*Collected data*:
★ ★ ★ ★ ★ ★ ★
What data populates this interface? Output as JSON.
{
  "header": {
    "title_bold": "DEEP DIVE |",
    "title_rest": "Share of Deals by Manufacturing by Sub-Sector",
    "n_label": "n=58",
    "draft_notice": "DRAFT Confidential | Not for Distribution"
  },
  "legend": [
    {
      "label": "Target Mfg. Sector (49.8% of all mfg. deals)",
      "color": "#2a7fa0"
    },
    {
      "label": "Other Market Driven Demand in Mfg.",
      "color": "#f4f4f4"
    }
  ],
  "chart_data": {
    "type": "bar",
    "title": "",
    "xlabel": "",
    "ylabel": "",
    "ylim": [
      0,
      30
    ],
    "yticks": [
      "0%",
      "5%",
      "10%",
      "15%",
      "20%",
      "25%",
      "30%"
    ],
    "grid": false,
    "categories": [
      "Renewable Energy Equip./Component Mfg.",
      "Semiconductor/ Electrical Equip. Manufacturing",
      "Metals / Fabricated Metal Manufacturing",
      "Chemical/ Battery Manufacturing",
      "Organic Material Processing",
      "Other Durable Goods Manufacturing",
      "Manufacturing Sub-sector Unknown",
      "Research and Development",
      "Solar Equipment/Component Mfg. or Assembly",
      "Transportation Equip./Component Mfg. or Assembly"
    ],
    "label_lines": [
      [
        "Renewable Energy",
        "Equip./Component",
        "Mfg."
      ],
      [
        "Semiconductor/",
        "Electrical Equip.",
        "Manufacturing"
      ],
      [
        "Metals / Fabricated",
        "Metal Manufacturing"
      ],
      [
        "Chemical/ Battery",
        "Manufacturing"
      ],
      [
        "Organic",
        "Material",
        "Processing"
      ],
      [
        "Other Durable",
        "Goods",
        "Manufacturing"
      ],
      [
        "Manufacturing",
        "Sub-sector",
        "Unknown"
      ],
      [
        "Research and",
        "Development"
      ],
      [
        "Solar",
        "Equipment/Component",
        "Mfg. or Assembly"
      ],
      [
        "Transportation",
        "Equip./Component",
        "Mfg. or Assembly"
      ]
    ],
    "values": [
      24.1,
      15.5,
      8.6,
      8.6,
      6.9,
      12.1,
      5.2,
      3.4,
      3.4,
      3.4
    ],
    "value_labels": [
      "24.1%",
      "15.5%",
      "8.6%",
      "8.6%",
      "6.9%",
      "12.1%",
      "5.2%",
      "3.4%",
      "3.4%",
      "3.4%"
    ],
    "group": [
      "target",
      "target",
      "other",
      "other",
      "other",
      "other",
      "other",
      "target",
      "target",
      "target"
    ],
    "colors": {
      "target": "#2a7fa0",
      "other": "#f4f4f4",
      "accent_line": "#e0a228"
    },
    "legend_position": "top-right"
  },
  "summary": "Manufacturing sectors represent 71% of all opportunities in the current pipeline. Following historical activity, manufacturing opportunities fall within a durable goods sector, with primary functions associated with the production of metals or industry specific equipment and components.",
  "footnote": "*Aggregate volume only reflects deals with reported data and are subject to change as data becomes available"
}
★ ★ ★ ★ ★ ★ ★
*DIRECTIVE*: Lines of the material that contain the word "Chemical" are to be gathered.

*EXERCISE ANSWER*:
      "Chemical/ Battery Manufacturing",
        "Chemical/ Battery",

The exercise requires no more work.